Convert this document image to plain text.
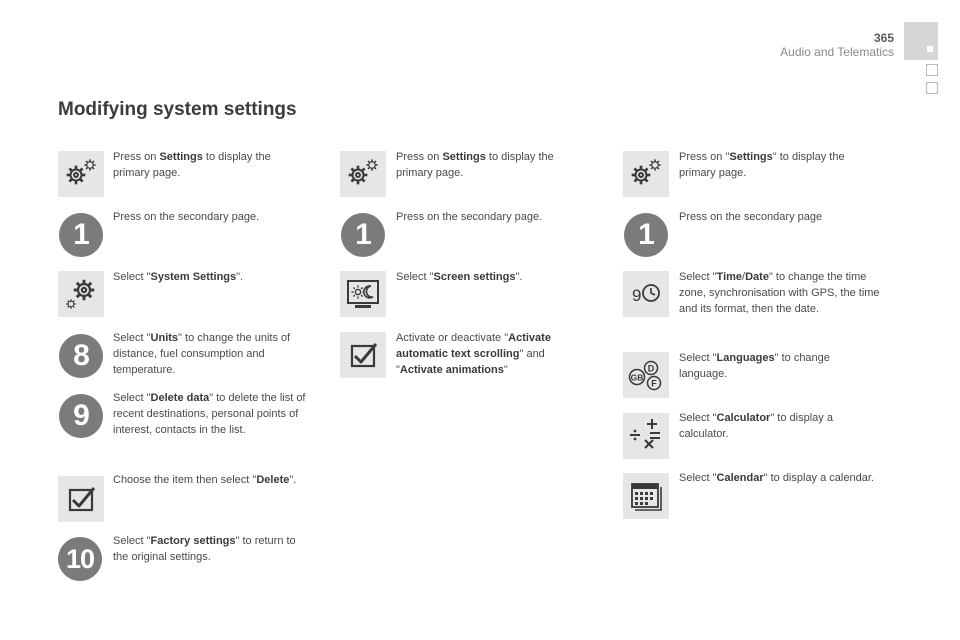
365
Audio and Telematics
Modifying system settings
Press on Settings to display the primary page.
1
Press on the secondary page.
Select "System Settings".
8
Select "Units" to change the units of distance, fuel consumption and temperature.
9
Select "Delete data" to delete the list of recent destinations, personal points of interest, contacts in the list.
Choose the item then select "Delete".
10
Select "Factory settings" to return to the original settings.
Press on Settings to display the primary page.
1
Press on the secondary page.
Select "Screen settings".
Activate or deactivate "Activate automatic text scrolling" and "Activate animations"
Press on "Settings" to display the primary page.
1
Press on the secondary page
9
Select "Time/Date" to change the time zone, synchronisation with GPS, the time and its format, then the date.
D
GB
F
Select "Languages" to change language.
Select "Calculator" to display a calculator.
Select "Calendar" to display a calendar.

........

*WORK REQUIRED:*
From the material above, copy each line that includes the word "display".

*OUTPUT:*
Press on Settings to display the primary page.
Press on Settings to display the primary page.
Press on "Settings" to display the primary page.
Select "Calculator" to display a calculator.
Select "Calendar" to display a calendar.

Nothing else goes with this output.